[Extracted material]
──────────────────────────────

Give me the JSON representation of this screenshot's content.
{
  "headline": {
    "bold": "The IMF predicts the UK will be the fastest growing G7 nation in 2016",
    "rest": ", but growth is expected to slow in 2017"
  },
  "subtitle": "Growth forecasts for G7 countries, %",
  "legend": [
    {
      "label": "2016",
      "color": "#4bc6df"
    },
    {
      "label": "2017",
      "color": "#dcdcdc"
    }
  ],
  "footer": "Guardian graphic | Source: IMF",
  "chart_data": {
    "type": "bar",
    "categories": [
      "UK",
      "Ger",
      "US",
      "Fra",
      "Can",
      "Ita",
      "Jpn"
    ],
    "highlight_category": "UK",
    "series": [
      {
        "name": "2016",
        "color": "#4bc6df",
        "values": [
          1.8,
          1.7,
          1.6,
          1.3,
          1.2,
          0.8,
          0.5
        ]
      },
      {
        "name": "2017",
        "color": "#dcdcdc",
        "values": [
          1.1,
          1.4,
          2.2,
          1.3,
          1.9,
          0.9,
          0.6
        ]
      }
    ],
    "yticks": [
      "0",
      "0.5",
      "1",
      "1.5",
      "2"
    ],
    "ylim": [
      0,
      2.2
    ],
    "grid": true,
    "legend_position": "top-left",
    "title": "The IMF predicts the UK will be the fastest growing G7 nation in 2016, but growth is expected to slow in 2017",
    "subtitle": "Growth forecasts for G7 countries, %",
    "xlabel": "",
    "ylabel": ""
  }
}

──────────────────────────────

[What to do]
A single figure is required: the number of lines above in which the word "slow" occurs.

[Exercise answer]
2